::: DATASET EXTRACT :::

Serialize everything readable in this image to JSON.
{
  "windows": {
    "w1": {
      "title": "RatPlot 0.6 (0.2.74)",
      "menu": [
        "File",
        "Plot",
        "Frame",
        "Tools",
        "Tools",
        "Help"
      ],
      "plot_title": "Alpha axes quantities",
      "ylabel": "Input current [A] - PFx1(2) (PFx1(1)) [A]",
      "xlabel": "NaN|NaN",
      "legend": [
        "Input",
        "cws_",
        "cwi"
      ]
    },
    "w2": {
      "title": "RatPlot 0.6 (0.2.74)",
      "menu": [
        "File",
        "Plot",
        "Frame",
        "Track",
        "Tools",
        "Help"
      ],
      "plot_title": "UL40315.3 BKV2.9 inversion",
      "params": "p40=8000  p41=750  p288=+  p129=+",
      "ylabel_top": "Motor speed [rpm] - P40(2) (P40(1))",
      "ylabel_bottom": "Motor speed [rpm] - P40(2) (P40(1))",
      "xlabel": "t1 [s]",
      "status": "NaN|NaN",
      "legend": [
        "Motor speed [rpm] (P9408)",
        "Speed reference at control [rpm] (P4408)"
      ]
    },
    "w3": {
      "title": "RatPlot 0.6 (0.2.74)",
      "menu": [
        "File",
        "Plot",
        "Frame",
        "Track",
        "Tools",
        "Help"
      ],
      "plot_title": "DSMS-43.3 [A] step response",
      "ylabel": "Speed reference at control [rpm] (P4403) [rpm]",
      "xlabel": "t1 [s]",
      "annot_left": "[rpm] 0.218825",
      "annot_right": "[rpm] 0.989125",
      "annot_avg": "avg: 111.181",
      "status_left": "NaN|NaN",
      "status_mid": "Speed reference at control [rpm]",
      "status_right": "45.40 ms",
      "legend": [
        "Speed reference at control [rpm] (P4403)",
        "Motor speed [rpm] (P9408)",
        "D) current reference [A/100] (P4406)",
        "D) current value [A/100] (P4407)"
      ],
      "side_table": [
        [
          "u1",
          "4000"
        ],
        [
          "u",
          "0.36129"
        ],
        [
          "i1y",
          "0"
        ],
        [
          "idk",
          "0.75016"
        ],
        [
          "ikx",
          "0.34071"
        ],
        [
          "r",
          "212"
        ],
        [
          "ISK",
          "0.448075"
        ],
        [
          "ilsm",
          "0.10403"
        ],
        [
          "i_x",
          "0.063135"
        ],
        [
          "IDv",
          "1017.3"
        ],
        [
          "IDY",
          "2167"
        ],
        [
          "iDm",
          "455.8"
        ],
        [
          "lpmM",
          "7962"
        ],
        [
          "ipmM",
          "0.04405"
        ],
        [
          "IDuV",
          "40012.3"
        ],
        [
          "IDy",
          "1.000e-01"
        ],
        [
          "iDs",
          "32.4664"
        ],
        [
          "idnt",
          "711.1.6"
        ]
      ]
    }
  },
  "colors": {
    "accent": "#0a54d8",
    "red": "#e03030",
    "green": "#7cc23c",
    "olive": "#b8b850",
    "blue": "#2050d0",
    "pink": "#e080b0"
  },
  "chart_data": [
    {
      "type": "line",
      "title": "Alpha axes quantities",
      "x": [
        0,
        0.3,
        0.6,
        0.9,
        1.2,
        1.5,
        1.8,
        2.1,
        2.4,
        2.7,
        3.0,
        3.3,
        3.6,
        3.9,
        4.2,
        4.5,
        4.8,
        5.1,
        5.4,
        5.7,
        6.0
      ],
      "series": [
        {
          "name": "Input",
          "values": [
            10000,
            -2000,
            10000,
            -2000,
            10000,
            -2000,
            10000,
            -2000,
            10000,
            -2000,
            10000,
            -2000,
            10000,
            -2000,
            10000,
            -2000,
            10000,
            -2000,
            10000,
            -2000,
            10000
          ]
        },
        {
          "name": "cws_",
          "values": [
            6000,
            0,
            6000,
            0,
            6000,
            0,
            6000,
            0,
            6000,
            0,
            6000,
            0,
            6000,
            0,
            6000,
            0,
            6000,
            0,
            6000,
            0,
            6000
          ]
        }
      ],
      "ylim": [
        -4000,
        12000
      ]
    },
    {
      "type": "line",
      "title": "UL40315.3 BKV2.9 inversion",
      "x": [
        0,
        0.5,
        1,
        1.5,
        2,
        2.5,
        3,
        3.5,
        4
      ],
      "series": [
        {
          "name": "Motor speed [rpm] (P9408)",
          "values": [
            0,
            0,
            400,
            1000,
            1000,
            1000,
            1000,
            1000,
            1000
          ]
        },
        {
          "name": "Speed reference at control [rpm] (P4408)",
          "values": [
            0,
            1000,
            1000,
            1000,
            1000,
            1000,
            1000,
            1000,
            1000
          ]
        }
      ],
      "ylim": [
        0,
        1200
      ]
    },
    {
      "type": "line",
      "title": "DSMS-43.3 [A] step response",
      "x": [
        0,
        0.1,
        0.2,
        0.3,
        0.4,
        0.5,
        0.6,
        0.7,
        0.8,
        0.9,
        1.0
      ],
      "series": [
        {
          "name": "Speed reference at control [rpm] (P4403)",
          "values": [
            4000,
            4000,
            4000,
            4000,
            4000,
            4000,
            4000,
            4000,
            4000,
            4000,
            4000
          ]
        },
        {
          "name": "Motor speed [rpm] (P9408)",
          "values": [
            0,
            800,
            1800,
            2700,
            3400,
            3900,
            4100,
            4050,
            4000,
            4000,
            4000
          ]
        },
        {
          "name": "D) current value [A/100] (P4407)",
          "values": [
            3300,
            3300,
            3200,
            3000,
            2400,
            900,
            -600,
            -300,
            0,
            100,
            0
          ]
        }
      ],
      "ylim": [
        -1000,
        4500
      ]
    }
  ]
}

:::

(TASK): Nothing should be left out: repeat all of the data exactly.

(TASK OUTPUT):
Serialize everything readable in this image to JSON.
{
  "windows": {
    "w1": {
      "title": "RatPlot 0.6 (0.2.74)",
      "menu": [
        "File",
        "Plot",
        "Frame",
        "Tools",
        "Tools",
        "Help"
      ],
      "plot_title": "Alpha axes quantities",
      "ylabel": "Input current [A] - PFx1(2) (PFx1(1)) [A]",
      "xlabel": "NaN|NaN",
      "legend": [
        "Input",
        "cws_",
        "cwi"
      ]
    },
    "w2": {
      "title": "RatPlot 0.6 (0.2.74)",
      "menu": [
        "File",
        "Plot",
        "Frame",
        "Track",
        "Tools",
        "Help"
      ],
      "plot_title": "UL40315.3 BKV2.9 inversion",
      "params": "p40=8000  p41=750  p288=+  p129=+",
      "ylabel_top": "Motor speed [rpm] - P40(2) (P40(1))",
      "ylabel_bottom": "Motor speed [rpm] - P40(2) (P40(1))",
      "xlabel": "t1 [s]",
      "status": "NaN|NaN",
      "legend": [
        "Motor speed [rpm] (P9408)",
        "Speed reference at control [rpm] (P4408)"
      ]
    },
    "w3": {
      "title": "RatPlot 0.6 (0.2.74)",
      "menu": [
        "File",
        "Plot",
        "Frame",
        "Track",
        "Tools",
        "Help"
      ],
      "plot_title": "DSMS-43.3 [A] step response",
      "ylabel": "Speed reference at control [rpm] (P4403) [rpm]",
      "xlabel": "t1 [s]",
      "annot_left": "[rpm] 0.218825",
      "annot_right": "[rpm] 0.989125",
      "annot_avg": "avg: 111.181",
      "status_left": "NaN|NaN",
      "status_mid": "Speed reference at control [rpm]",
      "status_right": "45.40 ms",
      "legend": [
        "Speed reference at control [rpm] (P4403)",
        "Motor speed [rpm] (P9408)",
        "D) current reference [A/100] (P4406)",
        "D) current value [A/100] (P4407)"
      ],
      "side_table": [
        [
          "u1",
          "4000"
        ],
        [
          "u",
          "0.36129"
        ],
        [
          "i1y",
          "0"
        ],
        [
          "idk",
          "0.75016"
        ],
        [
          "ikx",
          "0.34071"
        ],
        [
          "r",
          "212"
        ],
        [
          "ISK",
          "0.448075"
        ],
        [
          "ilsm",
          "0.10403"
        ],
        [
          "i_x",
          "0.063135"
        ],
        [
          "IDv",
          "1017.3"
        ],
        [
          "IDY",
          "2167"
        ],
        [
          "iDm",
          "455.8"
        ],
        [
          "lpmM",
          "7962"
        ],
        [
          "ipmM",
          "0.04405"
        ],
        [
          "IDuV",
          "40012.3"
        ],
        [
          "IDy",
          "1.000e-01"
        ],
        [
          "iDs",
          "32.4664"
        ],
        [
          "idnt",
          "711.1.6"
        ]
      ]
    }
  },
  "colors": {
    "accent": "#0a54d8",
    "red": "#e03030",
    "green": "#7cc23c",
    "olive": "#b8b850",
    "blue": "#2050d0",
    "pink": "#e080b0"
  },
  "chart_data": [
    {
      "type": "line",
      "title": "Alpha axes quantities",
      "x": [
        0,
        0.3,
        0.6,
        0.9,
        1.2,
        1.5,
        1.8,
        2.1,
        2.4,
        2.7,
        3.0,
        3.3,
        3.6,
        3.9,
        4.2,
        4.5,
        4.8,
        5.1,
        5.4,
        5.7,
        6.0
      ],
      "series": [
        {
          "name": "Input",
          "values": [
            10000,
            -2000,
            10000,
            -2000,
            10000,
            -2000,
            10000,
            -2000,
            10000,
            -2000,
            10000,
            -2000,
            10000,
            -2000,
            10000,
            -2000,
            10000,
            -2000,
            10000,
            -2000,
            10000
          ]
        },
        {
          "name": "cws_",
          "values": [
            6000,
            0,
            6000,
            0,
            6000,
            0,
            6000,
            0,
            6000,
            0,
            6000,
            0,
            6000,
            0,
            6000,
            0,
            6000,
            0,
            6000,
            0,
            6000
          ]
        }
      ],
      "ylim": [
        -4000,
        12000
      ]
    },
    {
      "type": "line",
      "title": "UL40315.3 BKV2.9 inversion",
      "x": [
        0,
        0.5,
        1,
        1.5,
        2,
        2.5,
        3,
        3.5,
        4
      ],
      "series": [
        {
          "name": "Motor speed [rpm] (P9408)",
          "values": [
            0,
            0,
            400,
            1000,
            1000,
            1000,
            1000,
            1000,
            1000
          ]
        },
        {
          "name": "Speed reference at control [rpm] (P4408)",
          "values": [
            0,
            1000,
            1000,
            1000,
            1000,
            1000,
            1000,
            1000,
            1000
          ]
        }
      ],
      "ylim": [
        0,
        1200
      ]
    },
    {
      "type": "line",
      "title": "DSMS-43.3 [A] step response",
      "x": [
        0,
        0.1,
        0.2,
        0.3,
        0.4,
        0.5,
        0.6,
        0.7,
        0.8,
        0.9,
        1.0
      ],
      "series": [
        {
          "name": "Speed reference at control [rpm] (P4403)",
          "values": [
            4000,
            4000,
            4000,
            4000,
            4000,
            4000,
            4000,
            4000,
            4000,
            4000,
            4000
          ]
        },
        {
          "name": "Motor speed [rpm] (P9408)",
          "values": [
            0,
            800,
            1800,
            2700,
            3400,
            3900,
            4100,
            4050,
            4000,
            4000,
            4000
          ]
        },
        {
          "name": "D) current value [A/100] (P4407)",
          "values": [
            3300,
            3300,
            3200,
            3000,
            2400,
            900,
            -600,
            -300,
            0,
            100,
            0
          ]
        }
      ],
      "ylim": [
        -1000,
        4500
      ]
    }
  ]
}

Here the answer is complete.